▸ Goal of the exercise
Determine which lines contain the word "ابراهيم", then copy those lines.
>> Begin
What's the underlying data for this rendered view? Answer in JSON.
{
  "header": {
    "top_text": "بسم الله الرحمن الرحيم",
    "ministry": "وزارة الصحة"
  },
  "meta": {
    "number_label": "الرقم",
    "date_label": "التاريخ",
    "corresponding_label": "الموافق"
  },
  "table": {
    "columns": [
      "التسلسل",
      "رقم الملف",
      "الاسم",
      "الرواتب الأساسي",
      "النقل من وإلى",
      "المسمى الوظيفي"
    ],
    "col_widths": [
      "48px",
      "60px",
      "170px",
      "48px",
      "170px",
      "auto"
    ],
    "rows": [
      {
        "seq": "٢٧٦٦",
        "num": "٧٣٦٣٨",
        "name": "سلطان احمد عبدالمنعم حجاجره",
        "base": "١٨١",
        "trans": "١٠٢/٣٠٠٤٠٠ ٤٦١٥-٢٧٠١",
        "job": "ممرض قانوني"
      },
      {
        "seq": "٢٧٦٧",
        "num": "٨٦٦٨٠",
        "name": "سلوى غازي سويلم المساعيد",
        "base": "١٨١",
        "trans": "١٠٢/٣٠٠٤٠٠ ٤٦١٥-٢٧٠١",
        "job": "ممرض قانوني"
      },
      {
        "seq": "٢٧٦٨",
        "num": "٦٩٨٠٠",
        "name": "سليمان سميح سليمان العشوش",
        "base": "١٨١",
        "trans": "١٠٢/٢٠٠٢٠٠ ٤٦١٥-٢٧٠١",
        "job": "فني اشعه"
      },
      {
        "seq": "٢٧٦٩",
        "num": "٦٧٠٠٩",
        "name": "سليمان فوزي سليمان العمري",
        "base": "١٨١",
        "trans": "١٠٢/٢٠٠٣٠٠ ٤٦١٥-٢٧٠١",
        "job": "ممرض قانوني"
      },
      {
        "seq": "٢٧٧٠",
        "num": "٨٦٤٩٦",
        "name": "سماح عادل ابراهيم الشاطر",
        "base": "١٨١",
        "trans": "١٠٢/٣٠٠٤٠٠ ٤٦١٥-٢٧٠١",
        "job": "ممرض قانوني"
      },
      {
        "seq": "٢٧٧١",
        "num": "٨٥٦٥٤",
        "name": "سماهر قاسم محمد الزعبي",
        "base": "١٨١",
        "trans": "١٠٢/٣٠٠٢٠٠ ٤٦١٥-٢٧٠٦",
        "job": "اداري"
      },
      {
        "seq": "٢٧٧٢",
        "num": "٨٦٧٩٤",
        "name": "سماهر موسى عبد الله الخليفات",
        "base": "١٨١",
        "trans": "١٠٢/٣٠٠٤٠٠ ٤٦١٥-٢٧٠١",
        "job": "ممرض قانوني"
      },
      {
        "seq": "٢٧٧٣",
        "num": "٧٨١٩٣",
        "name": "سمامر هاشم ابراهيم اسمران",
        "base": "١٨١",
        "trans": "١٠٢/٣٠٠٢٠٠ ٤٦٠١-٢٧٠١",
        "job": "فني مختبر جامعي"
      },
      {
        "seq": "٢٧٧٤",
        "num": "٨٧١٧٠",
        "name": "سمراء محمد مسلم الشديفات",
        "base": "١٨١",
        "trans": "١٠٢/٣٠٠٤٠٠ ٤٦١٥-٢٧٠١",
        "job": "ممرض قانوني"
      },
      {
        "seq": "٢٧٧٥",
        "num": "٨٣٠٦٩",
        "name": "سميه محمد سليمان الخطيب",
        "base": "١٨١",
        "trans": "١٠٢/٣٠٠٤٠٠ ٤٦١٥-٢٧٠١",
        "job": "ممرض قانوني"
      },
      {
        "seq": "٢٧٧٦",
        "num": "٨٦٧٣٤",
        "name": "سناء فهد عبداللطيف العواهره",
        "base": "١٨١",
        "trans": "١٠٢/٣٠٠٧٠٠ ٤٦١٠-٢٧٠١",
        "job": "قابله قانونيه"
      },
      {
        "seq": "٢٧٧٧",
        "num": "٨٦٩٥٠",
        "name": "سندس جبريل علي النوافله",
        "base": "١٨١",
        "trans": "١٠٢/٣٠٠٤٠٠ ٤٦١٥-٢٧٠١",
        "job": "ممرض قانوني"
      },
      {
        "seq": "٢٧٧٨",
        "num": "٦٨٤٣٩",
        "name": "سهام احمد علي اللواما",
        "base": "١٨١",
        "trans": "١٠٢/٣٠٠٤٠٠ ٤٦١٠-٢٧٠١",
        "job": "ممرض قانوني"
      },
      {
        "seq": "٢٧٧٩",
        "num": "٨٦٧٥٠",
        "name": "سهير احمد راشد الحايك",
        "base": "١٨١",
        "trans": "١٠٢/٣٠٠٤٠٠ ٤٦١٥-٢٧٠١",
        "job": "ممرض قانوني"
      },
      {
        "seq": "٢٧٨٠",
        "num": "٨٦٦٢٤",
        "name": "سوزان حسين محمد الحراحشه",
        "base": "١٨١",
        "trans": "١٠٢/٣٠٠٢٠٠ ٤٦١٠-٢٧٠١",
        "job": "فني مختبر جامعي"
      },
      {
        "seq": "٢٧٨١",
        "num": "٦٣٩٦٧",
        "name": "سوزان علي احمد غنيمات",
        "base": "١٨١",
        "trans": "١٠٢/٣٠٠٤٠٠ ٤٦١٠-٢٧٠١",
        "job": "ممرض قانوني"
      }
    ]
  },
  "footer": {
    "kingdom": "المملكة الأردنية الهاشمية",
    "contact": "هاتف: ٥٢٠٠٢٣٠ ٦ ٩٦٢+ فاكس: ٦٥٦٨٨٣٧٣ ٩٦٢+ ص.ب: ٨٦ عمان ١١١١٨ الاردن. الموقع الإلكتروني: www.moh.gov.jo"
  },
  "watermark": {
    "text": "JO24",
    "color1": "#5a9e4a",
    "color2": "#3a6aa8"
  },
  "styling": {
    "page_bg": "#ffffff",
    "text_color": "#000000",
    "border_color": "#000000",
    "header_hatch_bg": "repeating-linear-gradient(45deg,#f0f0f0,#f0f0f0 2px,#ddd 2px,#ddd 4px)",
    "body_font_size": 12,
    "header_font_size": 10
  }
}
>> End
▸ Output of the exercise
        "name": "سماح عادل ابراهيم الشاطر",
        "name": "سمامر هاشم ابراهيم اسمران",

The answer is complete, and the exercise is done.